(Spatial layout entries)

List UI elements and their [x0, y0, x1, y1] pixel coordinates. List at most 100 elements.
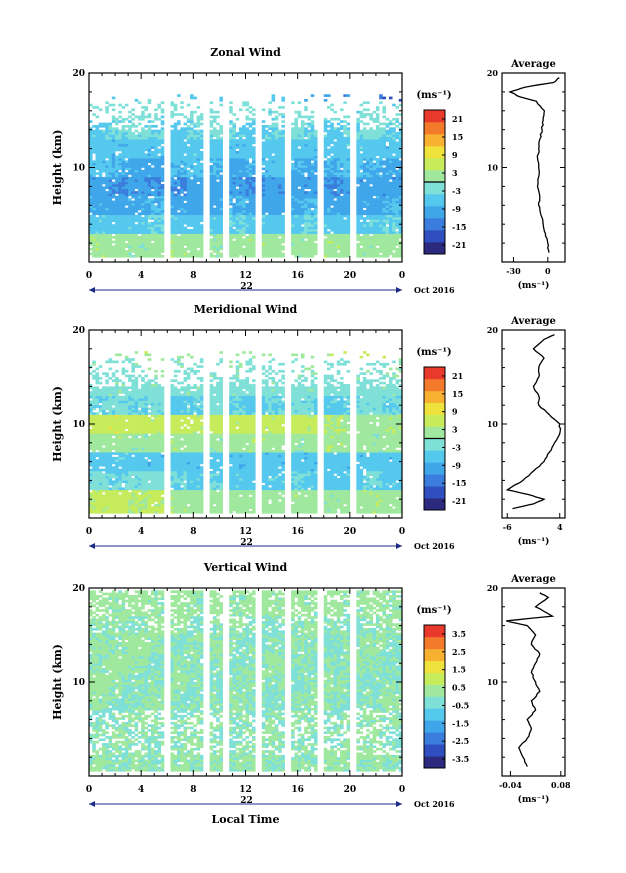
- heatmap-cell: [313, 252, 318, 256]
- heatmap-cell: [196, 148, 201, 152]
- heatmap-cell: [242, 233, 246, 237]
- heatmap-cell: [291, 169, 295, 173]
- heatmap-cell: [229, 146, 233, 149]
- heatmap-cell: [245, 146, 250, 149]
- heatmap-cell: [183, 165, 188, 168]
- heatmap-cell: [128, 205, 132, 208]
- heatmap-cell: [118, 115, 122, 119]
- heatmap-cell: [154, 233, 158, 237]
- heatmap-cell: [108, 191, 113, 194]
- heatmap-cell: [219, 219, 223, 223]
- heatmap-cell: [333, 150, 338, 154]
- heatmap-cell: [232, 136, 237, 140]
- heatmap-cell: [359, 110, 364, 114]
- heatmap-cell: [186, 193, 191, 197]
- heatmap-cell: [134, 228, 139, 232]
- heatmap-cell: [92, 489, 96, 493]
- heatmap-cell: [281, 174, 285, 178]
- heatmap-cell: [118, 191, 122, 194]
- heatmap-cell: [362, 254, 367, 258]
- heatmap-cell: [102, 478, 106, 481]
- heatmap-cell: [170, 186, 175, 190]
- heatmap-cell: [102, 169, 106, 173]
- heatmap-cell: [209, 233, 214, 237]
- heatmap-cell: [177, 202, 181, 206]
- heatmap-cell: [362, 252, 367, 256]
- heatmap-cell: [245, 117, 250, 121]
- heatmap-cell: [190, 129, 194, 133]
- heatmap-cell: [137, 221, 142, 225]
- heatmap-cell: [313, 165, 318, 168]
- heatmap-cell: [238, 210, 243, 213]
- heatmap-cell: [333, 158, 338, 161]
- heatmap-cell: [229, 179, 233, 182]
- heatmap-cell: [310, 231, 315, 234]
- heatmap-cell: [242, 101, 246, 105]
- heatmap-cell: [147, 176, 152, 180]
- heatmap-cell: [245, 207, 250, 211]
- heatmap-cell: [134, 202, 139, 206]
- heatmap-cell: [128, 143, 132, 147]
- heatmap-cell: [300, 191, 305, 194]
- heatmap-cell: [261, 207, 266, 211]
- heatmap-cell: [141, 207, 145, 211]
- heatmap-cell: [372, 155, 377, 159]
- heatmap-cell: [379, 207, 383, 211]
- heatmap-cell: [177, 214, 181, 218]
- heatmap-cell: [183, 254, 188, 258]
- heatmap-cell: [271, 143, 276, 147]
- heatmap-cell: [291, 129, 295, 133]
- heatmap-cell: [131, 160, 135, 164]
- heatmap-cell: [268, 124, 272, 128]
- heatmap-cell: [105, 202, 109, 206]
- heatmap-cell: [154, 136, 158, 140]
- heatmap-cell: [199, 134, 204, 138]
- average-unit: (ms⁻¹): [518, 280, 550, 291]
- heatmap-cell: [375, 141, 380, 145]
- heatmap-cell: [330, 191, 334, 194]
- heatmap-cell: [121, 202, 126, 206]
- heatmap-cell: [323, 134, 328, 138]
- heatmap-cell: [144, 176, 148, 180]
- heatmap-cell: [196, 124, 201, 128]
- heatmap-cell: [219, 212, 223, 216]
- heatmap-cell: [232, 179, 237, 182]
- heatmap-cell: [395, 191, 400, 194]
- heatmap-cell: [95, 496, 100, 500]
- heatmap-cell: [180, 167, 184, 171]
- heatmap-cell: [242, 172, 246, 175]
- heatmap-cell: [128, 226, 132, 230]
- heatmap-cell: [134, 245, 139, 249]
- heatmap-cell: [366, 186, 370, 190]
- heatmap-cell: [362, 219, 367, 223]
- heatmap-cell: [359, 193, 364, 197]
- heatmap-cell: [118, 236, 122, 239]
- heatmap-cell: [245, 193, 250, 197]
- heatmap-cell: [170, 226, 175, 230]
- heatmap-cell: [392, 202, 396, 206]
- heatmap-cell: [362, 226, 367, 230]
- heatmap-cell: [147, 245, 152, 249]
- heatmap-cell: [229, 195, 233, 199]
- heatmap-cell: [291, 212, 295, 216]
- heatmap-cell: [173, 186, 178, 190]
- heatmap-cell: [121, 162, 126, 166]
- heatmap-cell: [307, 174, 312, 178]
- heatmap-cell: [212, 191, 217, 194]
- heatmap-cell: [278, 150, 282, 154]
- heatmap-cell: [372, 120, 377, 123]
- heatmap-cell: [196, 210, 201, 213]
- heatmap-cell: [385, 228, 390, 232]
- heatmap-cell: [115, 243, 119, 246]
- heatmap-cell: [216, 158, 220, 161]
- heatmap-cell: [92, 499, 96, 502]
- heatmap-cell: [111, 167, 116, 171]
- heatmap-cell: [147, 98, 152, 102]
- heatmap-cell: [359, 212, 364, 216]
- heatmap-cell: [196, 202, 201, 206]
- heatmap-cell: [105, 195, 109, 199]
- heatmap-cell: [304, 179, 308, 182]
- heatmap-cell: [160, 240, 165, 244]
- heatmap-cell: [336, 188, 341, 192]
- heatmap-cell: [333, 195, 338, 199]
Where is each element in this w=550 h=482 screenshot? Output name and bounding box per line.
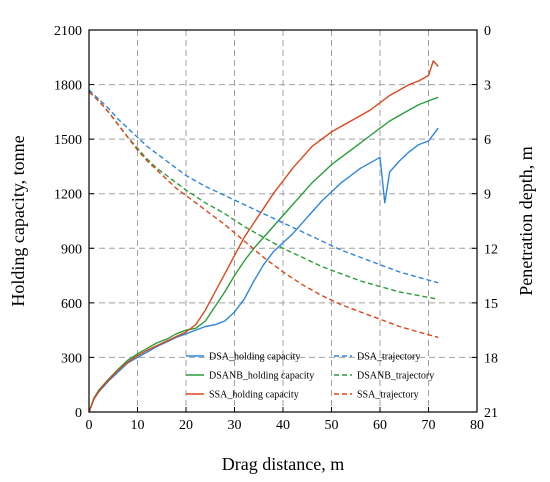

**Task details:** Copy out all the entries with "bounding box" changed to "enclosing rectangle" and nothing else altered. Omit the pictures from your copy.

**Worked solution:**
List UI elements and their [x0, y0, x1, y1] pixel coordinates. List at most 100 elements.
- heatmap-cell: [313, 252, 318, 256]
- heatmap-cell: [196, 148, 201, 152]
- heatmap-cell: [242, 233, 246, 237]
- heatmap-cell: [291, 169, 295, 173]
- heatmap-cell: [229, 146, 233, 149]
- heatmap-cell: [245, 146, 250, 149]
- heatmap-cell: [183, 165, 188, 168]
- heatmap-cell: [128, 205, 132, 208]
- heatmap-cell: [118, 115, 122, 119]
- heatmap-cell: [154, 233, 158, 237]
- heatmap-cell: [108, 191, 113, 194]
- heatmap-cell: [219, 219, 223, 223]
- heatmap-cell: [333, 150, 338, 154]
- heatmap-cell: [232, 136, 237, 140]
- heatmap-cell: [359, 110, 364, 114]
- heatmap-cell: [186, 193, 191, 197]
- heatmap-cell: [134, 228, 139, 232]
- heatmap-cell: [92, 489, 96, 493]
- heatmap-cell: [281, 174, 285, 178]
- heatmap-cell: [118, 191, 122, 194]
- heatmap-cell: [362, 254, 367, 258]
- heatmap-cell: [102, 478, 106, 481]
- heatmap-cell: [170, 186, 175, 190]
- heatmap-cell: [102, 169, 106, 173]
- heatmap-cell: [209, 233, 214, 237]
- heatmap-cell: [177, 202, 181, 206]
- heatmap-cell: [362, 252, 367, 256]
- heatmap-cell: [245, 117, 250, 121]
- heatmap-cell: [190, 129, 194, 133]
- heatmap-cell: [137, 221, 142, 225]
- heatmap-cell: [313, 165, 318, 168]
- heatmap-cell: [238, 210, 243, 213]
- heatmap-cell: [333, 158, 338, 161]
- heatmap-cell: [229, 179, 233, 182]
- heatmap-cell: [310, 231, 315, 234]
- heatmap-cell: [242, 101, 246, 105]
- heatmap-cell: [147, 176, 152, 180]
- heatmap-cell: [245, 207, 250, 211]
- heatmap-cell: [134, 202, 139, 206]
- heatmap-cell: [128, 143, 132, 147]
- heatmap-cell: [300, 191, 305, 194]
- heatmap-cell: [261, 207, 266, 211]
- heatmap-cell: [141, 207, 145, 211]
- heatmap-cell: [372, 155, 377, 159]
- heatmap-cell: [379, 207, 383, 211]
- heatmap-cell: [177, 214, 181, 218]
- heatmap-cell: [183, 254, 188, 258]
- heatmap-cell: [271, 143, 276, 147]
- heatmap-cell: [291, 129, 295, 133]
- heatmap-cell: [131, 160, 135, 164]
- heatmap-cell: [268, 124, 272, 128]
- heatmap-cell: [105, 202, 109, 206]
- heatmap-cell: [154, 136, 158, 140]
- heatmap-cell: [199, 134, 204, 138]
- average-unit: (ms⁻¹): [518, 280, 550, 291]
- heatmap-cell: [375, 141, 380, 145]
- heatmap-cell: [330, 191, 334, 194]
- heatmap-cell: [121, 202, 126, 206]
- heatmap-cell: [323, 134, 328, 138]
- heatmap-cell: [144, 176, 148, 180]
- heatmap-cell: [196, 124, 201, 128]
- heatmap-cell: [219, 212, 223, 216]
- heatmap-cell: [232, 179, 237, 182]
- heatmap-cell: [395, 191, 400, 194]
- heatmap-cell: [95, 496, 100, 500]
- heatmap-cell: [180, 167, 184, 171]
- heatmap-cell: [242, 172, 246, 175]
- heatmap-cell: [128, 226, 132, 230]
- heatmap-cell: [134, 245, 139, 249]
- heatmap-cell: [366, 186, 370, 190]
- heatmap-cell: [362, 219, 367, 223]
- heatmap-cell: [359, 193, 364, 197]
- heatmap-cell: [118, 236, 122, 239]
- heatmap-cell: [245, 193, 250, 197]
- heatmap-cell: [170, 226, 175, 230]
- heatmap-cell: [392, 202, 396, 206]
- heatmap-cell: [362, 226, 367, 230]
- heatmap-cell: [147, 245, 152, 249]
- heatmap-cell: [229, 195, 233, 199]
- heatmap-cell: [291, 212, 295, 216]
- heatmap-cell: [173, 186, 178, 190]
- heatmap-cell: [121, 162, 126, 166]
- heatmap-cell: [307, 174, 312, 178]
- heatmap-cell: [212, 191, 217, 194]
- heatmap-cell: [278, 150, 282, 154]
- heatmap-cell: [372, 120, 377, 123]
- heatmap-cell: [196, 210, 201, 213]
- heatmap-cell: [385, 228, 390, 232]
- heatmap-cell: [115, 243, 119, 246]
- heatmap-cell: [216, 158, 220, 161]
- heatmap-cell: [92, 499, 96, 502]
- heatmap-cell: [111, 167, 116, 171]
- heatmap-cell: [147, 98, 152, 102]
- heatmap-cell: [359, 212, 364, 216]
- heatmap-cell: [196, 202, 201, 206]
- heatmap-cell: [105, 195, 109, 199]
- heatmap-cell: [304, 179, 308, 182]
- heatmap-cell: [160, 240, 165, 244]
- heatmap-cell: [336, 188, 341, 192]
- heatmap-cell: [333, 195, 338, 199]
Where is each element in this w=550 h=482 screenshot? Output name and enclosing rectangle per line.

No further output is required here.